>> Begin Records for this task
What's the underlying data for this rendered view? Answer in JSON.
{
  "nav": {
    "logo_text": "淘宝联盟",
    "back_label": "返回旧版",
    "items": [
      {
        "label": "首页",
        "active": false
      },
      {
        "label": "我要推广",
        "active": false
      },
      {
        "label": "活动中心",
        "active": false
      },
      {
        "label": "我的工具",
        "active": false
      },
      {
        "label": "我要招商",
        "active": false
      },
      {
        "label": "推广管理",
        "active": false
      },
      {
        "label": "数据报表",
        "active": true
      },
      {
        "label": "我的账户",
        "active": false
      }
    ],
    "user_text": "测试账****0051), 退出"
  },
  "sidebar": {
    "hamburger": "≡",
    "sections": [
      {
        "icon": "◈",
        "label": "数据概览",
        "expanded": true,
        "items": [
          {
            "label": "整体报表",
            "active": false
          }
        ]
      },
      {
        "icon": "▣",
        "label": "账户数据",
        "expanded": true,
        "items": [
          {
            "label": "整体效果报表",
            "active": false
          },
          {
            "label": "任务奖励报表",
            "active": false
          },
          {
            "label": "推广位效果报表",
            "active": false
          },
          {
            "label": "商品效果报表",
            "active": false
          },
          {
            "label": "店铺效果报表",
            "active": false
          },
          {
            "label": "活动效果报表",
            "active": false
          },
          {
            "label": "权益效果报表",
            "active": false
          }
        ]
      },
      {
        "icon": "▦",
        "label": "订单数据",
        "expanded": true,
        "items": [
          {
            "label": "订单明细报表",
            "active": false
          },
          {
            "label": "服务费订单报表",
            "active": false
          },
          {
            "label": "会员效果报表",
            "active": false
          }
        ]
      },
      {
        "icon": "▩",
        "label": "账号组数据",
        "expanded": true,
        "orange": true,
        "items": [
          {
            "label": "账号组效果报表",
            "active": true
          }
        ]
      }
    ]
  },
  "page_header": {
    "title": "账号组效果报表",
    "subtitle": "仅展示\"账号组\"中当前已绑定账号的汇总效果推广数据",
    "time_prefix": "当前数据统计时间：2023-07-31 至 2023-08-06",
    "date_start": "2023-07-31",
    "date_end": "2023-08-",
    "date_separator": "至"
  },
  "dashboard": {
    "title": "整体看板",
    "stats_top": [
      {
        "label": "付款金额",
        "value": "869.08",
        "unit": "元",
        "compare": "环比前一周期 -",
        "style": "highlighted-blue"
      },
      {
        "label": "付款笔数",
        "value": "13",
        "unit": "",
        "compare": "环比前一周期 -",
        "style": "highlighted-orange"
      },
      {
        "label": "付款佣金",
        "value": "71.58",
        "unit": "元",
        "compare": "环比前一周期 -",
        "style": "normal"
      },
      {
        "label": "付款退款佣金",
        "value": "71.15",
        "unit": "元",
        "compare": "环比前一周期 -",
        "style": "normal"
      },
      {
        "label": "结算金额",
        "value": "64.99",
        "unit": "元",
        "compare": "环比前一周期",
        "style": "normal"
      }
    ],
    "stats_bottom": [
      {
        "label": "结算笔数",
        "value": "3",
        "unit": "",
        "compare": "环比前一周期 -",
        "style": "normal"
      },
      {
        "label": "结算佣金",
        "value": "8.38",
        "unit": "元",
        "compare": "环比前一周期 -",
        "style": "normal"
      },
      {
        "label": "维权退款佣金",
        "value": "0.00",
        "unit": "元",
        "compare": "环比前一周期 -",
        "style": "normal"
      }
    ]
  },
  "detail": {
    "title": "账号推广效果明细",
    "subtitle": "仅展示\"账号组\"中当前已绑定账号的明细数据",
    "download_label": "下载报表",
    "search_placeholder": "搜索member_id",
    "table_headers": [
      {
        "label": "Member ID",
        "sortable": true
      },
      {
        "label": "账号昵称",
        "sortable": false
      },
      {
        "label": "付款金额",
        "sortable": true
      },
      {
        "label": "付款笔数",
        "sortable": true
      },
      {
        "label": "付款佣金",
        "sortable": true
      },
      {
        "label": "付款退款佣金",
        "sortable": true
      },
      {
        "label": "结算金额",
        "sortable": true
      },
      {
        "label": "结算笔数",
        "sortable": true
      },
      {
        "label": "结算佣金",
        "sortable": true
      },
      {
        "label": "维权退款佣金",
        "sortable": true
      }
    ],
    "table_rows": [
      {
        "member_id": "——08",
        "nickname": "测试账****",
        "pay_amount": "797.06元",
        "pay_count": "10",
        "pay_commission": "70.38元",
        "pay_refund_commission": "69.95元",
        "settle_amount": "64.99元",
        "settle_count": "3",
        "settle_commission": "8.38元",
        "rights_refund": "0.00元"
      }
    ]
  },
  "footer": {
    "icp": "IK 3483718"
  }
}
>> End Records for this task
- Stated goal -
Work out how many lines above contain the word "value". Give only the number.

- Solution to the problem -
8